Entries from a page text collection

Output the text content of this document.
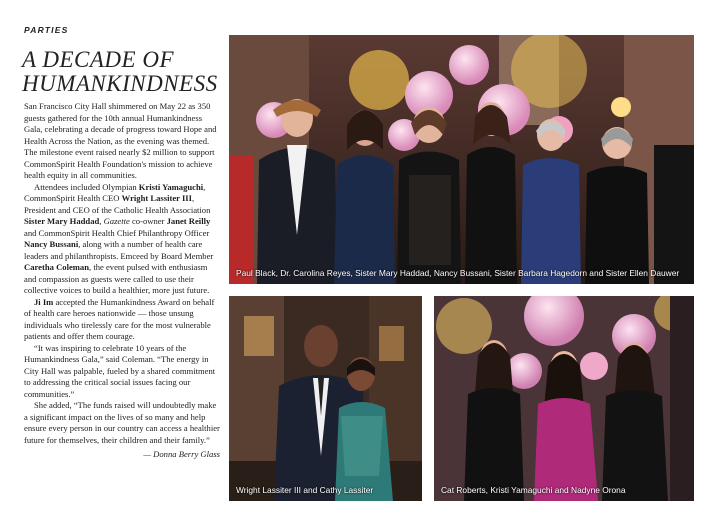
PARTIES
A DECADE OF HUMANKINDNESS

San Francisco City Hall shimmered on May 22 as 350 guests gathered for the 10th annual Humankindness Gala, celebrating a decade of progress toward Hope and Health Across the Nation, as the evening was themed. The milestone event raised nearly $2 million to support CommonSpirit Health Foundation's mission to achieve health equity in all communities.

Attendees included Olympian Kristi Yamaguchi, CommonSpirit Health CEO Wright Lassiter III, President and CEO of the Catholic Health Association Sister Mary Haddad, Gazette co-owner Janet Reilly and CommonSpirit Health Chief Philanthropy Officer Nancy Bussani, along with a number of health care leaders and philanthropists. Emceed by Board Member Caretha Coleman, the event pulsed with enthusiasm and compassion as guests were called to use their collective voices to build a healthier, more just future.

Ji Im accepted the Humankindness Award on behalf of health care heroes nationwide — those unsung individuals who tirelessly care for the most vulnerable patients and offer them courage.

“It was inspiring to celebrate 10 years of the Humankindness Gala,” said Coleman. “The energy in City Hall was palpable, fueled by a shared commitment to addressing the critical social issues facing our communities.”

She added, “The funds raised will undoubtedly make a significant impact on the lives of so many and help ensure every person in our country can access a healthier future for themselves, their children and their family.”

— Donna Berry Glass
Paul Black, Dr. Carolina Reyes, Sister Mary Haddad, Nancy Bussani, Sister Barbara Hagedorn and Sister Ellen Dauwer
Wright Lassiter III and Cathy Lassiter	Cat Roberts, Kristi Yamaguchi and Nadyne Orona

* _About this task_
Write out every record above exactly, leaving no picture in the result.

* _Task response_
Output the text content of this document.
PARTIES
A DECADE OF HUMANKINDNESS

San Francisco City Hall shimmered on May 22 as 350 guests gathered for the 10th annual Humankindness Gala, celebrating a decade of progress toward Hope and Health Across the Nation, as the evening was themed. The milestone event raised nearly $2 million to support CommonSpirit Health Foundation's mission to achieve health equity in all communities.

Attendees included Olympian Kristi Yamaguchi, CommonSpirit Health CEO Wright Lassiter III, President and CEO of the Catholic Health Association Sister Mary Haddad, Gazette co-owner Janet Reilly and CommonSpirit Health Chief Philanthropy Officer Nancy Bussani, along with a number of health care leaders and philanthropists. Emceed by Board Member Caretha Coleman, the event pulsed with enthusiasm and compassion as guests were called to use their collective voices to build a healthier, more just future.

Ji Im accepted the Humankindness Award on behalf of health care heroes nationwide — those unsung individuals who tirelessly care for the most vulnerable patients and offer them courage.

“It was inspiring to celebrate 10 years of the Humankindness Gala,” said Coleman. “The energy in City Hall was palpable, fueled by a shared commitment to addressing the critical social issues facing our communities.”

She added, “The funds raised will undoubtedly make a significant impact on the lives of so many and help ensure every person in our country can access a healthier future for themselves, their children and their family.”

— Donna Berry Glass
Paul Black, Dr. Carolina Reyes, Sister Mary Haddad, Nancy Bussani, Sister Barbara Hagedorn and Sister Ellen Dauwer
Wright Lassiter III and Cathy Lassiter	Cat Roberts, Kristi Yamaguchi and Nadyne Orona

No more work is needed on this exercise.